- Set task
Reproduce the material below line for line, without changing anything, and omit the pictures.

- Data to process

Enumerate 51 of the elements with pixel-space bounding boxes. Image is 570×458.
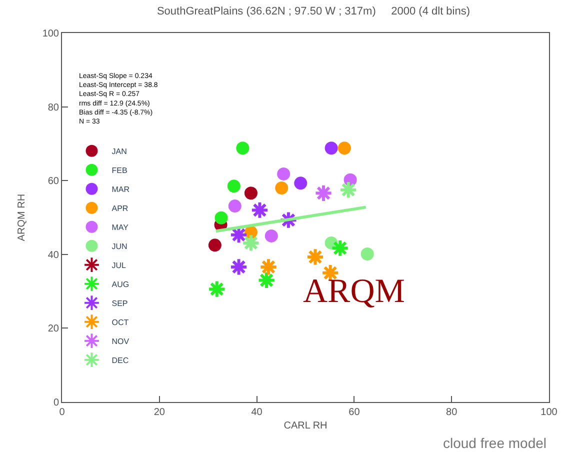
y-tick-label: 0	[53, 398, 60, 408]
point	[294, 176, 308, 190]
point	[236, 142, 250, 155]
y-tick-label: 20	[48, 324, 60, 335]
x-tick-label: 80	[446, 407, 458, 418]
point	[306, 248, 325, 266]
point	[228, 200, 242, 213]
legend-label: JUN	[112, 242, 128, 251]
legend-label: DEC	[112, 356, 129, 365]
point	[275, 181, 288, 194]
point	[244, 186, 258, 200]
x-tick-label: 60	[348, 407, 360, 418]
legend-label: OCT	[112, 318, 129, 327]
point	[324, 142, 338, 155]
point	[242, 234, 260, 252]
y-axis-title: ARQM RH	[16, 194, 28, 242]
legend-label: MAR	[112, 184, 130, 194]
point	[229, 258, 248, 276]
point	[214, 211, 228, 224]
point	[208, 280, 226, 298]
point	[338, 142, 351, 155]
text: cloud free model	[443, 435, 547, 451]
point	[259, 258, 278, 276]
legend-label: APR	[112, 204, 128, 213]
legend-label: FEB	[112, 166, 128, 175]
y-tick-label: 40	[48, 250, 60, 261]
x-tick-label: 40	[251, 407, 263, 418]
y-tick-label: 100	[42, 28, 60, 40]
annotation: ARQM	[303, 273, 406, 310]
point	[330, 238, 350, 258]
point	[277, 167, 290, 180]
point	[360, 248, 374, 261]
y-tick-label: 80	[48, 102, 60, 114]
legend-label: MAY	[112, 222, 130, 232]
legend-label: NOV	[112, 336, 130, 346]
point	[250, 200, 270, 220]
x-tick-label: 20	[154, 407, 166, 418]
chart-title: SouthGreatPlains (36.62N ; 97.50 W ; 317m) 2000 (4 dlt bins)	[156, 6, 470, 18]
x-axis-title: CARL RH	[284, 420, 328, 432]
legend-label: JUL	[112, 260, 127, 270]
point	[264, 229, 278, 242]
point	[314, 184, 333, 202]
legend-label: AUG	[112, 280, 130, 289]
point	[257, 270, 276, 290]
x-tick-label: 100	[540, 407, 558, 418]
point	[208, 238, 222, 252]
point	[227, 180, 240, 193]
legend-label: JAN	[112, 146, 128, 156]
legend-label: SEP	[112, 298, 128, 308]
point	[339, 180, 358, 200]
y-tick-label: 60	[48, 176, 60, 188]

- Result
Enumerate 51 of the elements with pixel-space bounding boxes. Image is 570×458.
y-tick-label: 0	[53, 398, 60, 408]
point	[294, 176, 308, 190]
point	[236, 142, 250, 155]
y-tick-label: 20	[48, 324, 60, 335]
x-tick-label: 80	[446, 407, 458, 418]
point	[306, 248, 325, 266]
point	[228, 200, 242, 213]
legend-label: JUN	[112, 242, 128, 251]
legend-label: DEC	[112, 356, 129, 365]
point	[275, 181, 288, 194]
point	[244, 186, 258, 200]
x-tick-label: 60	[348, 407, 360, 418]
legend-label: OCT	[112, 318, 129, 327]
point	[324, 142, 338, 155]
point	[242, 234, 260, 252]
y-axis-title: ARQM RH	[16, 194, 28, 242]
legend-label: MAR	[112, 184, 130, 194]
point	[229, 258, 248, 276]
point	[214, 211, 228, 224]
point	[208, 280, 226, 298]
point	[338, 142, 351, 155]
text: cloud free model	[443, 435, 547, 451]
point	[259, 258, 278, 276]
legend-label: APR	[112, 204, 128, 213]
legend-label: FEB	[112, 166, 128, 175]
y-tick-label: 40	[48, 250, 60, 261]
x-tick-label: 40	[251, 407, 263, 418]
y-tick-label: 100	[42, 28, 60, 40]
annotation: ARQM	[303, 273, 406, 310]
point	[330, 238, 350, 258]
point	[277, 167, 290, 180]
point	[360, 248, 374, 261]
y-tick-label: 80	[48, 102, 60, 114]
legend-label: MAY	[112, 222, 130, 232]
legend-label: NOV	[112, 336, 130, 346]
point	[250, 200, 270, 220]
x-tick-label: 20	[154, 407, 166, 418]
chart-title: SouthGreatPlains (36.62N ; 97.50 W ; 317m) 2000 (4 dlt bins)	[156, 6, 470, 18]
x-axis-title: CARL RH	[284, 420, 328, 432]
legend-label: JUL	[112, 260, 127, 270]
point	[264, 229, 278, 242]
point	[314, 184, 333, 202]
legend-label: AUG	[112, 280, 130, 289]
point	[257, 270, 276, 290]
x-tick-label: 100	[540, 407, 558, 418]
point	[208, 238, 222, 252]
point	[227, 180, 240, 193]
legend-label: JAN	[112, 146, 128, 156]
legend-label: SEP	[112, 298, 128, 308]
point	[339, 180, 358, 200]
y-tick-label: 60	[48, 176, 60, 188]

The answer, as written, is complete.